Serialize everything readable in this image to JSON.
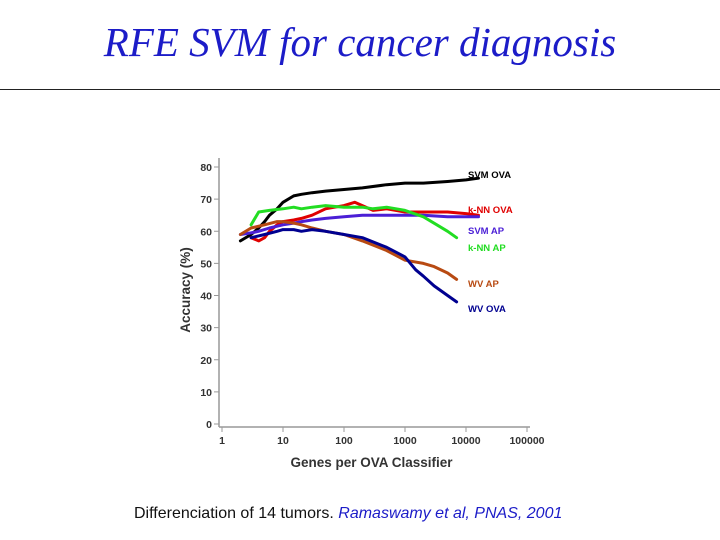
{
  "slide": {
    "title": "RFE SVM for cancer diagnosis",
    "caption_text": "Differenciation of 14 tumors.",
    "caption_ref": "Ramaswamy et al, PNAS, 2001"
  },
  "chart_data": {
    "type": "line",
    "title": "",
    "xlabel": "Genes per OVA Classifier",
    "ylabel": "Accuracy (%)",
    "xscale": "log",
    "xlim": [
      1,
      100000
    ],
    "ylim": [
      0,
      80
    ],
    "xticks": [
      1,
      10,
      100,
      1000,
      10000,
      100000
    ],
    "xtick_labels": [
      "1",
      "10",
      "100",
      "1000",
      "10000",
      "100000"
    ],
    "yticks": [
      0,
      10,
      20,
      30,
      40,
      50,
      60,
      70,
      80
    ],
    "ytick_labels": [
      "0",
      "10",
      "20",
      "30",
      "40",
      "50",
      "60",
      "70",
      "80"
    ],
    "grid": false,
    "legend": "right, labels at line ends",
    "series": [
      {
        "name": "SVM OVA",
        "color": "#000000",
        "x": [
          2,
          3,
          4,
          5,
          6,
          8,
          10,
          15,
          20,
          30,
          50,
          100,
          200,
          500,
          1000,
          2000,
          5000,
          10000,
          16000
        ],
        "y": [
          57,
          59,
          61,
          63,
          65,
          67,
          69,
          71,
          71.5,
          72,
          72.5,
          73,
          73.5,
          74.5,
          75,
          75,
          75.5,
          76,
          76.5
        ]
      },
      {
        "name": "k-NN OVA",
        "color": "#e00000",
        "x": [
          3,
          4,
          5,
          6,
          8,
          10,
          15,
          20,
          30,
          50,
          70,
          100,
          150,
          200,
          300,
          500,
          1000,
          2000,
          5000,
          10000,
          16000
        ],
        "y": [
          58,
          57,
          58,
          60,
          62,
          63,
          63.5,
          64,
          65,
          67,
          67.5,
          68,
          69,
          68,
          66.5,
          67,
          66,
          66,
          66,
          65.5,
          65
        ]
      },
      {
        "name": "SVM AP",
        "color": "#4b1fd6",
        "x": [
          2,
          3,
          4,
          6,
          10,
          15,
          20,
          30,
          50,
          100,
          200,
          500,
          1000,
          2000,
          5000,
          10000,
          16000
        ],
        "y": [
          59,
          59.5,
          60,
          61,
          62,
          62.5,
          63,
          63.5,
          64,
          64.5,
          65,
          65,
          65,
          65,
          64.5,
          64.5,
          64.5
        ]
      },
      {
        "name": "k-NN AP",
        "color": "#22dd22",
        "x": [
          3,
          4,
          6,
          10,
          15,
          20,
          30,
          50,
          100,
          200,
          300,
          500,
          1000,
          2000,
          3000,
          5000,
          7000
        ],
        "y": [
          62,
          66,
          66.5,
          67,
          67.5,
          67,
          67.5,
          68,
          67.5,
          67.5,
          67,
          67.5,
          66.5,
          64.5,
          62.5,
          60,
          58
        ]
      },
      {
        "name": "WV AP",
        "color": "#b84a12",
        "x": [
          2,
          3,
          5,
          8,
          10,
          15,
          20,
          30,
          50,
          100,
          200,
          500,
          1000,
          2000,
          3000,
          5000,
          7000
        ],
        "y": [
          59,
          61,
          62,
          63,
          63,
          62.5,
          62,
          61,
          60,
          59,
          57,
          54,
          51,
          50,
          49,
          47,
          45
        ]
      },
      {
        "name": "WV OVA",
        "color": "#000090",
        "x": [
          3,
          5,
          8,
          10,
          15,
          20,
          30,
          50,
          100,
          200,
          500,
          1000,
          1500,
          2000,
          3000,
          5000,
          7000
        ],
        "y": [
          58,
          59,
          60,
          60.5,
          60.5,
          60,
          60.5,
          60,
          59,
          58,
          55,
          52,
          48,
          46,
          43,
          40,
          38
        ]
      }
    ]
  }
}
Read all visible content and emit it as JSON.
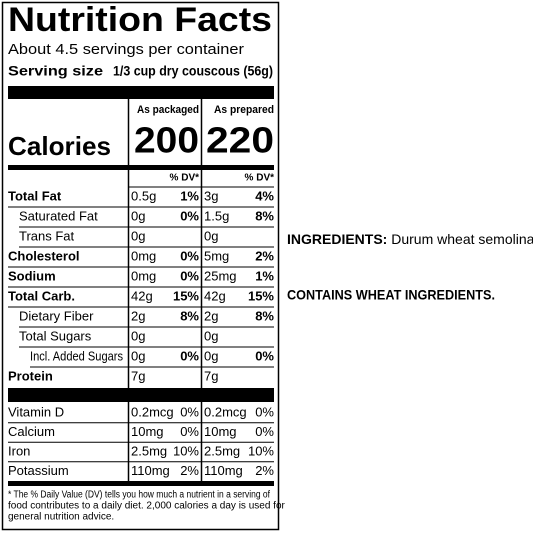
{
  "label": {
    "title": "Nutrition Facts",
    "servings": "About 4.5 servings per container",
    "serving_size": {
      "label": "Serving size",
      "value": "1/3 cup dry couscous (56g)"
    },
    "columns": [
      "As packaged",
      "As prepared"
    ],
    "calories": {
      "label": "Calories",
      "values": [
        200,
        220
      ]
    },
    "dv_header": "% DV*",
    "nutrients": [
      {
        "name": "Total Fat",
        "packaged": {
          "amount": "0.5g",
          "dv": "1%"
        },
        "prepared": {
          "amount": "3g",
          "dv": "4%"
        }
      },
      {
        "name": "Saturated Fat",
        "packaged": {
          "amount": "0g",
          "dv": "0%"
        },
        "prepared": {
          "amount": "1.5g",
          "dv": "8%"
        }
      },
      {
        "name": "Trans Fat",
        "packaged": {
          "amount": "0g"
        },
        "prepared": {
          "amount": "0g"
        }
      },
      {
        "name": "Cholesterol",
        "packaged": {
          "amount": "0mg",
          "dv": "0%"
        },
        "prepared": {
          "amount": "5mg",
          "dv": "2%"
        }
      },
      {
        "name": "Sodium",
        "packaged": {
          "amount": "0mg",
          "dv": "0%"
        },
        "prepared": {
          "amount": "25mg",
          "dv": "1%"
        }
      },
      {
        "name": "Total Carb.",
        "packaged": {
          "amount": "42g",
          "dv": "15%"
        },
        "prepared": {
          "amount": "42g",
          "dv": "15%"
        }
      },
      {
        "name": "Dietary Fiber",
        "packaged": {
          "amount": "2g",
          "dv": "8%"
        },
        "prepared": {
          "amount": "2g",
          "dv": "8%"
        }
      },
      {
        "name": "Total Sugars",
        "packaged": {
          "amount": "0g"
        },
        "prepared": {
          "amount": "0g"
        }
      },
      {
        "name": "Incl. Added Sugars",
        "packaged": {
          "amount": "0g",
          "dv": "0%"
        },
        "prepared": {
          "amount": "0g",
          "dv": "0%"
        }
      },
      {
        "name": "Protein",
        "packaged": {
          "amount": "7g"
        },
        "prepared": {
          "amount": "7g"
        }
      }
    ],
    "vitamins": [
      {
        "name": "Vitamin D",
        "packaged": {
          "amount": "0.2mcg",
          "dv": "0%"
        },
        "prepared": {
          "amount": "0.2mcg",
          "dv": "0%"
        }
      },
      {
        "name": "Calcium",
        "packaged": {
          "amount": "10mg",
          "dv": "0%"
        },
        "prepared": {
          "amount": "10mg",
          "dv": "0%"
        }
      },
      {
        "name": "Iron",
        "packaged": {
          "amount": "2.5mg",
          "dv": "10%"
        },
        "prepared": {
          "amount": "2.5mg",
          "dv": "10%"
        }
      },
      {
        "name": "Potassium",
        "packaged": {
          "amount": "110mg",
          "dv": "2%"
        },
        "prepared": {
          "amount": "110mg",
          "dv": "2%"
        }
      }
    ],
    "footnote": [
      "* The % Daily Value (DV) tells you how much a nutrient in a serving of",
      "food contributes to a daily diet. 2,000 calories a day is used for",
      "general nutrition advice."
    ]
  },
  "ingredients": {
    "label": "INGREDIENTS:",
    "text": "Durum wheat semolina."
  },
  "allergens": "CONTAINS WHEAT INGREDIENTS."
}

···

AIM OF THE TASK: Read the data above and count the lines that include "Total". Answer only with the count.

TASK OUTPUT: 3